WHAT IS EXPECTED: Pick out the lines containing "xlabel".

EXERCISE INPUT:

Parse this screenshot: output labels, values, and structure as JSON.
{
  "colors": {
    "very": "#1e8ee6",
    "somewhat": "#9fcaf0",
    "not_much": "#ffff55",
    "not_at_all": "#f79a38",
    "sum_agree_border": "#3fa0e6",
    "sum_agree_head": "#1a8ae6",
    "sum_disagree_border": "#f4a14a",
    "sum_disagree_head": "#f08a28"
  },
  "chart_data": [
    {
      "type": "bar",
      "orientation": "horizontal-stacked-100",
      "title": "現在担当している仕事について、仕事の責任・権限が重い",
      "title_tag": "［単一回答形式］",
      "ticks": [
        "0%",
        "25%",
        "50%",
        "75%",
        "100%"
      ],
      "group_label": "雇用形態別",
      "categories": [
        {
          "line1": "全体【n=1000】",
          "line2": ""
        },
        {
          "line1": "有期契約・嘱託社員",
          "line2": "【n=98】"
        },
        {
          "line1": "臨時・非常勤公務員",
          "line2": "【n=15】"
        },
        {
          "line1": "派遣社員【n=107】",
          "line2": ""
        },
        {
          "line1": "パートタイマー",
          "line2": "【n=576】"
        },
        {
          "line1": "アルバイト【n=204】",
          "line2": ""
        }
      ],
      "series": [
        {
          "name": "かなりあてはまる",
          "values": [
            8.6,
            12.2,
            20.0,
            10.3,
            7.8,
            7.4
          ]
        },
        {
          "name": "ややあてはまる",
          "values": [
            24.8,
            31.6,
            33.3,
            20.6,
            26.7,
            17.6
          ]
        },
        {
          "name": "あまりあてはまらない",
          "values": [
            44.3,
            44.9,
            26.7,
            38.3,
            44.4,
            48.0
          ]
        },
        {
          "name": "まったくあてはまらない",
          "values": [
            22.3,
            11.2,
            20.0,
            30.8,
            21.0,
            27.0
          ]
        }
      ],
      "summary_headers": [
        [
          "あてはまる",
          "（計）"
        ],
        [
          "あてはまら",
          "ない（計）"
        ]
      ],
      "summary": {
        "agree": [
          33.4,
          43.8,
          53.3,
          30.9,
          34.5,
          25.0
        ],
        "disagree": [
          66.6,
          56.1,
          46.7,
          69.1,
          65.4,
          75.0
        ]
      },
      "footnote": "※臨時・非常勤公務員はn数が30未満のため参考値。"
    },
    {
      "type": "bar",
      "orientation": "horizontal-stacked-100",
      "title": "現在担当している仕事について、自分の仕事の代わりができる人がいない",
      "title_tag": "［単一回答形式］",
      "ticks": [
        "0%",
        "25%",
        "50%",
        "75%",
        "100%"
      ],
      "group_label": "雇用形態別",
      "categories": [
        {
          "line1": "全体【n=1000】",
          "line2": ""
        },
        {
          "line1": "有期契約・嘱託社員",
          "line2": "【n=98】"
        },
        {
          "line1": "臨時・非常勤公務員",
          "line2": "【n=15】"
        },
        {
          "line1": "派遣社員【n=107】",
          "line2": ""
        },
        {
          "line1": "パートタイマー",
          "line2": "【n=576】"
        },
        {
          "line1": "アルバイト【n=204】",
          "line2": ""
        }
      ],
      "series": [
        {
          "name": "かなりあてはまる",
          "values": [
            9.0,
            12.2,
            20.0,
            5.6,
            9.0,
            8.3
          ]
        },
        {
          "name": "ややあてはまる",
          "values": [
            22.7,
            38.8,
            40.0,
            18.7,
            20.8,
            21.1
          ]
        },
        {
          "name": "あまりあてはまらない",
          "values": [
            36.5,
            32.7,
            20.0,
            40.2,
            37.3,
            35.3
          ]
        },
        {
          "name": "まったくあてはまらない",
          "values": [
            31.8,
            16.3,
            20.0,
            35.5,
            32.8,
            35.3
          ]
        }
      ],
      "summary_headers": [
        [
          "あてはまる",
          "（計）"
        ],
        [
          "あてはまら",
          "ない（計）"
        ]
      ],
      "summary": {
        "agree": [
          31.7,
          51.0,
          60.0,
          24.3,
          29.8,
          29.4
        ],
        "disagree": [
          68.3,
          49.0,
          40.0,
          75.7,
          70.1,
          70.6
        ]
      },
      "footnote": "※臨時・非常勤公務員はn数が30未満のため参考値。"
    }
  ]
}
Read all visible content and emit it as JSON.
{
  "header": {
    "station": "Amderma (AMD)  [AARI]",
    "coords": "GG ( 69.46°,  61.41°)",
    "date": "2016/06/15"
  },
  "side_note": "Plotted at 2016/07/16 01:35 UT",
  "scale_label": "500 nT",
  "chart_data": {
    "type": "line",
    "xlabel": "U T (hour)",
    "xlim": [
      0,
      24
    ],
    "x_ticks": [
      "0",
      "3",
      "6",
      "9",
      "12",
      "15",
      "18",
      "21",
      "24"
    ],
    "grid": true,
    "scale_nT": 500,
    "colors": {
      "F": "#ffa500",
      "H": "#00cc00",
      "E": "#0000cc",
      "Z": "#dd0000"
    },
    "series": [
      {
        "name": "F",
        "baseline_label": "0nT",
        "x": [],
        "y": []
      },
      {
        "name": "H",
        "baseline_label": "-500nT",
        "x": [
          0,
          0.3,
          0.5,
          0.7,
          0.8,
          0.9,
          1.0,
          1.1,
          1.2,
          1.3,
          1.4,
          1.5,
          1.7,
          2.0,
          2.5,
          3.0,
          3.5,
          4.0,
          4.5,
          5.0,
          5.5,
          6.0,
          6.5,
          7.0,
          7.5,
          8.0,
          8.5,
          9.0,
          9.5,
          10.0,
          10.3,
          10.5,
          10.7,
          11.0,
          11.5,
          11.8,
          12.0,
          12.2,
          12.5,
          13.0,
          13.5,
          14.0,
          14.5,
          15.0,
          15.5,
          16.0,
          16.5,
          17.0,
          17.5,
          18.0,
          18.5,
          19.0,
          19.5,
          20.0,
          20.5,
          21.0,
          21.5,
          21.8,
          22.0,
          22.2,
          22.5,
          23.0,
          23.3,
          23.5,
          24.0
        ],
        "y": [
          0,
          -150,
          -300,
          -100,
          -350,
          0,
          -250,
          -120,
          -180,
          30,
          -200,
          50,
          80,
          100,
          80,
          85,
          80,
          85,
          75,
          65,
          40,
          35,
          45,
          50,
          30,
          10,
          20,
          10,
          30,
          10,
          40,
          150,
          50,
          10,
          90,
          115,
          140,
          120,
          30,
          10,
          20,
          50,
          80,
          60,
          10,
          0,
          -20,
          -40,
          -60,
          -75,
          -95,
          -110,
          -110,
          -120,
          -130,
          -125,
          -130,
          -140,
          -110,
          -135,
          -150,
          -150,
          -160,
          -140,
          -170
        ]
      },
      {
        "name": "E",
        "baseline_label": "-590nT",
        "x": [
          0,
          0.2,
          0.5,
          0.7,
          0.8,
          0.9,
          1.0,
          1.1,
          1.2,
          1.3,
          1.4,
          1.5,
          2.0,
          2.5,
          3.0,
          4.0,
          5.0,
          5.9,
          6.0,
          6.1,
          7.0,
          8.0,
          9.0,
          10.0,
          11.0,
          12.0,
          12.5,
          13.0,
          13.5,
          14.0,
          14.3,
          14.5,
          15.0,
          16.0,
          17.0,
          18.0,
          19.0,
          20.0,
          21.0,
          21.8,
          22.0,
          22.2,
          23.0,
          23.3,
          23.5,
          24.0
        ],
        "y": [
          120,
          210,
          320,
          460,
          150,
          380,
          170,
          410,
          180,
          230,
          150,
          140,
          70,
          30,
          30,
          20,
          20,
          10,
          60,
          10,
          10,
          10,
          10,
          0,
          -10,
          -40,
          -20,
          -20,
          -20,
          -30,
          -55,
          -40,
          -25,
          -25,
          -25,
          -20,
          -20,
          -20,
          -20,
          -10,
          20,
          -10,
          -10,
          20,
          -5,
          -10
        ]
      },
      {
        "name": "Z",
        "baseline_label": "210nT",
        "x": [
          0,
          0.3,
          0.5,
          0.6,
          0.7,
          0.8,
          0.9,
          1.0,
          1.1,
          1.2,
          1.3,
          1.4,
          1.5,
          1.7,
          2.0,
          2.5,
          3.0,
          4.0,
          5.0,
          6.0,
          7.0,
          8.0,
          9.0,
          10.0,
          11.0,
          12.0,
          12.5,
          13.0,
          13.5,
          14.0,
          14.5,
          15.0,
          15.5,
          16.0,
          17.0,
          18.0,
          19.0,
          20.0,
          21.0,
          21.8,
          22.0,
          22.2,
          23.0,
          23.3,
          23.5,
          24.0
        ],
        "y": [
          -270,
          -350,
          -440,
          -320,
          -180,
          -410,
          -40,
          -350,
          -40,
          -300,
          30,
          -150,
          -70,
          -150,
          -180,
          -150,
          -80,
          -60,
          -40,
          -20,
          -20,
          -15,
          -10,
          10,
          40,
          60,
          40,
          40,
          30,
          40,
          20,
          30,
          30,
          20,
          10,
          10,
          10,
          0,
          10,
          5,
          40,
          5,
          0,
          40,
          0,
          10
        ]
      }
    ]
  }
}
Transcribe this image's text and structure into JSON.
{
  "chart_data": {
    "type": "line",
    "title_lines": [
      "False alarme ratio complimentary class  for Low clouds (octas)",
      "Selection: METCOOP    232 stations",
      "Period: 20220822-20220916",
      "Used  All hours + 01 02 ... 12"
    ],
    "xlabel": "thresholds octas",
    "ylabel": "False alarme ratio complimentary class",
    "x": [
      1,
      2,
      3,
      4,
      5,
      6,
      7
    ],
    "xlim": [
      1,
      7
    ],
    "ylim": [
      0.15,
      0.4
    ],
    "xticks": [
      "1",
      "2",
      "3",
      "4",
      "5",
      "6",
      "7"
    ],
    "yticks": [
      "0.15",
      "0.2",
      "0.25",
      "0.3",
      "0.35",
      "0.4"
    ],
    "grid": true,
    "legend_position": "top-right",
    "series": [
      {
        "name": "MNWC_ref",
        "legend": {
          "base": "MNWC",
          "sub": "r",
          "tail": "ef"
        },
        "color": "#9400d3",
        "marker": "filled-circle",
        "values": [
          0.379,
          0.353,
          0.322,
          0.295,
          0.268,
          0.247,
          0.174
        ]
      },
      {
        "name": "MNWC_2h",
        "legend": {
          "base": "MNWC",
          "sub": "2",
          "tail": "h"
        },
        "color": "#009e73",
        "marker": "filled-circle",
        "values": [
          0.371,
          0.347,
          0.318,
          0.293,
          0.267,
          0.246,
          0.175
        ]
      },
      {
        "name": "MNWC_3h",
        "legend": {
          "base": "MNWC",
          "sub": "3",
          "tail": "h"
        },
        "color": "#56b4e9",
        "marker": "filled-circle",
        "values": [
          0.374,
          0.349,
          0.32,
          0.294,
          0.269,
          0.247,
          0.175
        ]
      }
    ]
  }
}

ANSWER TO THE PROBLEM:
    "xlabel": "U T (hour)",
    "xlabel": "thresholds octas",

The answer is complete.